** begin RECORDS PROVIDED **

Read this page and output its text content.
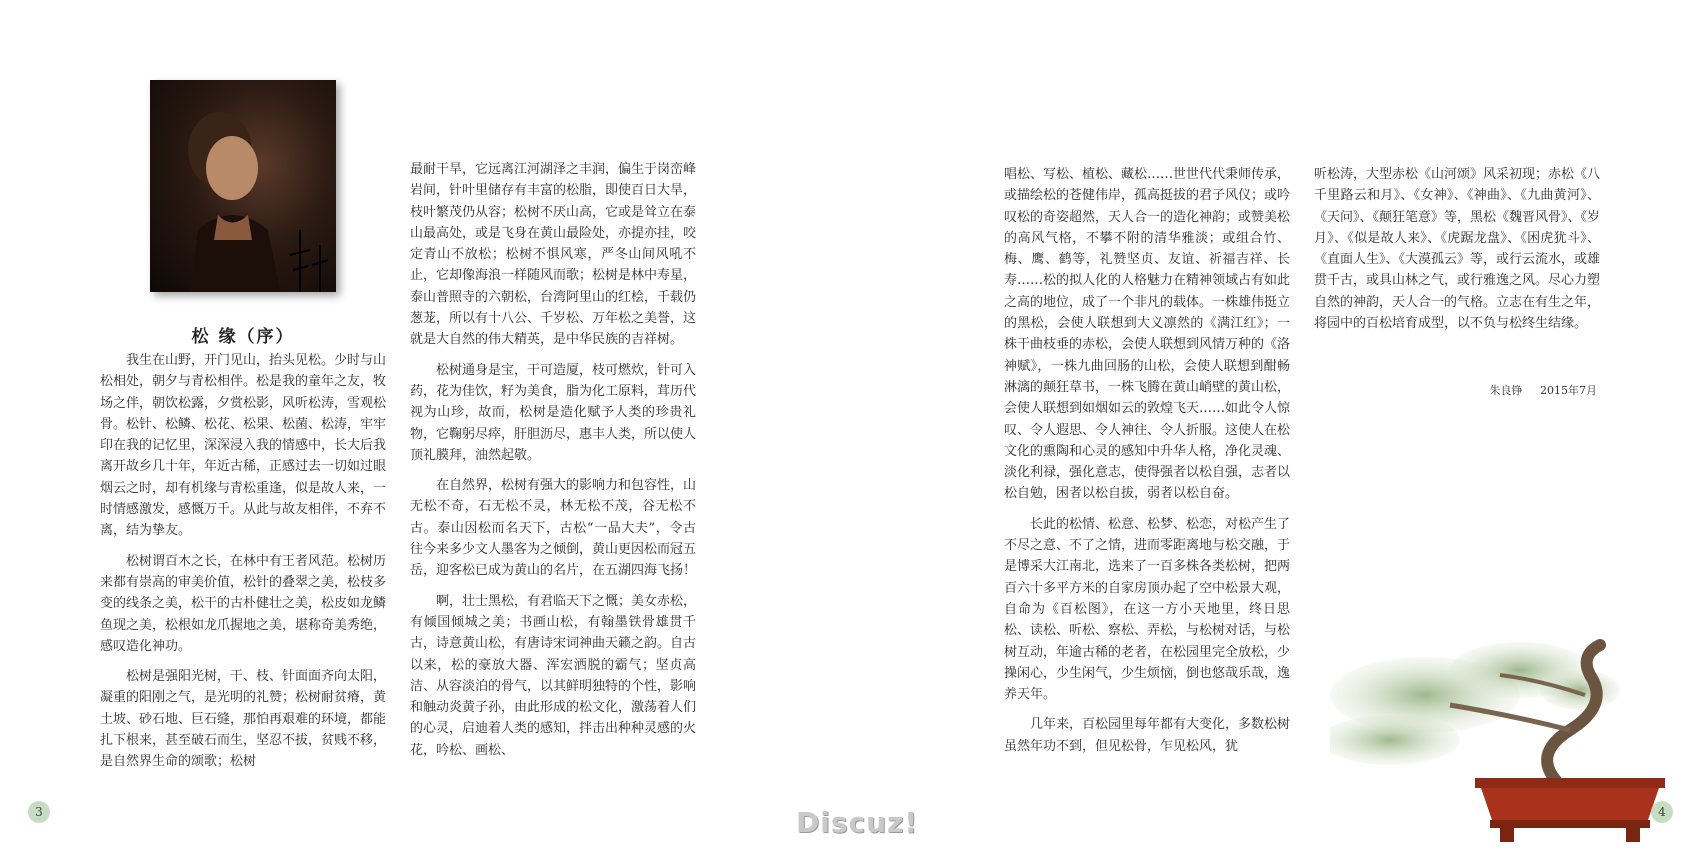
松 缘（序）

我生在山野，开门见山，抬头见松。少时与山松相处，朝夕与青松相伴。松是我的童年之友，牧场之伴，朝饮松露，夕赏松影，风听松涛，雪观松骨。松针、松鳞、松花、松果、松菌、松涛，牢牢印在我的记忆里，深深浸入我的情感中，长大后我离开故乡几十年，年近古稀，正感过去一切如过眼烟云之时，却有机缘与青松重逢，似是故人来，一时情感激发，感慨万千。从此与故友相伴，不弃不离，结为挚友。

松树谓百木之长，在林中有王者风范。松树历来都有崇高的审美价值，松针的叠翠之美，松枝多变的线条之美，松干的古朴健壮之美，松皮如龙鳞鱼现之美，松根如龙爪握地之美，堪称奇美秀绝，感叹造化神功。

松树是强阳光树，干、枝、针面面齐向太阳，凝重的阳刚之气，是光明的礼赞；松树耐贫瘠，黄土坡、砂石地、巨石缝，那怕再艰难的环境，都能扎下根来，甚至破石而生，坚忍不拔，贫贱不移，是自然界生命的颂歌；松树

最耐干旱，它远离江河湖泽之丰润，偏生于岗峦峰岩间，针叶里储存有丰富的松脂，即使百日大旱，枝叶繁茂仍从容；松树不厌山高，它或是耸立在泰山最高处，或是飞身在黄山最险处，亦提亦挂，咬定青山不放松；松树不惧风寒，严冬山间风吼不止，它却像海浪一样随风而歌；松树是林中寿星，泰山普照寺的六朝松，台湾阿里山的红桧，千载仍葱茏，所以有十八公、千岁松、万年松之美誉，这就是大自然的伟大精英，是中华民族的吉祥树。

松树通身是宝，干可造厦，枝可燃炊，针可入药，花为佳饮，籽为美食，脂为化工原料，茸历代视为山珍，故而，松树是造化赋予人类的珍贵礼物，它鞠躬尽瘁，肝胆沥尽，惠丰人类，所以使人顶礼膜拜，油然起敬。

在自然界，松树有强大的影响力和包容性，山无松不奇，石无松不灵，林无松不茂，谷无松不古。泰山因松而名天下，古松“一品大夫”，令古往今来多少文人墨客为之倾倒，黄山更因松而冠五岳，迎客松已成为黄山的名片，在五湖四海飞扬！

啊，壮士黑松，有君临天下之慨；美女赤松，有倾国倾城之美；书画山松，有翰墨铁骨雄贯千古，诗意黄山松，有唐诗宋词神曲天籁之韵。自古以来，松的豪放大器、浑宏洒脱的霸气；坚贞高洁、从容淡泊的骨气，以其鲜明独特的个性，影响和触动炎黄子孙，由此形成的松文化，激荡着人们的心灵，启迪着人类的感知，拌击出种种灵感的火花，吟松、画松、

3

唱松、写松、植松、藏松……世世代代秉师传承，或描绘松的苍健伟岸，孤高挺拔的君子风仪；或吟叹松的奇姿超然，天人合一的造化神韵；或赞美松的高风气格，不攀不附的清华雅淡；或组合竹、梅、鹰、鹤等，礼赞坚贞、友谊、祈福吉祥、长寿……松的拟人化的人格魅力在精神领域占有如此之高的地位，成了一个非凡的载体。一株雄伟挺立的黑松，会使人联想到大义凛然的《满江红》；一株干曲枝垂的赤松，会使人联想到风情万种的《洛神赋》，一株九曲回肠的山松，会使人联想到酣畅淋漓的颠狂草书，一株飞腾在黄山峭壁的黄山松，会使人联想到如烟如云的敦煌飞天……如此令人惊叹、令人遐思、令人神往、令人折服。这使人在松文化的熏陶和心灵的感知中升华人格，净化灵魂、淡化利禄，强化意志，使得强者以松自强，志者以松自勉，困者以松自拔，弱者以松自奋。

长此的松情、松意、松梦、松恋，对松产生了不尽之意、不了之情，进而零距离地与松交融，于是博采大江南北，选来了一百多株各类松树，把两百六十多平方米的自家房顶办起了空中松景大观，自命为《百松图》，在这一方小天地里，终日思松、读松、听松、察松、弄松，与松树对话，与松树互动，年逾古稀的老者，在松园里完全放松，少操闲心，少生闲气，少生烦恼，倒也悠哉乐哉，逸养天年。

几年来，百松园里每年都有大变化，多数松树虽然年功不到，但见松骨，乍见松风，犹

听松涛，大型赤松《山河颂》风采初现；赤松《八千里路云和月》、《女神》、《神曲》、《九曲黄河》、《天问》、《颠狂笔意》等，黑松《魏晋风骨》、《岁月》、《似是故人来》、《虎踞龙盘》、《困虎犹斗》、《直面人生》、《大漠孤云》等，或行云流水，或雄贯千古，或具山林之气，或行雅逸之风。尽心力塑自然的神韵，天人合一的气格。立志在有生之年，将园中的百松培育成型，以不负与松终生结缘。

朱良铮 2015年7月
4
Discuz!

** end RECORDS PROVIDED **

[DIRECTION] In the entries above, identify every line with the string "似是故人来".

[TASK ANSWER]
我生在山野，开门见山，抬头见松。少时与山松相处，朝夕与青松相伴。松是我的童年之友，牧场之伴，朝饮松露，夕赏松影，风听松涛，雪观松骨。松针、松鳞、松花、松果、松菌、松涛，牢牢印在我的记忆里，深深浸入我的情感中，长大后我离开故乡几十年，年近古稀，正感过去一切如过眼烟云之时，却有机缘与青松重逢，似是故人来，一时情感激发，感慨万千。从此与故友相伴，不弃不离，结为挚友。
听松涛，大型赤松《山河颂》风采初现；赤松《八千里路云和月》、《女神》、《神曲》、《九曲黄河》、《天问》、《颠狂笔意》等，黑松《魏晋风骨》、《岁月》、《似是故人来》、《虎踞龙盘》、《困虎犹斗》、《直面人生》、《大漠孤云》等，或行云流水，或雄贯千古，或具山林之气，或行雅逸之风。尽心力塑自然的神韵，天人合一的气格。立志在有生之年，将园中的百松培育成型，以不负与松终生结缘。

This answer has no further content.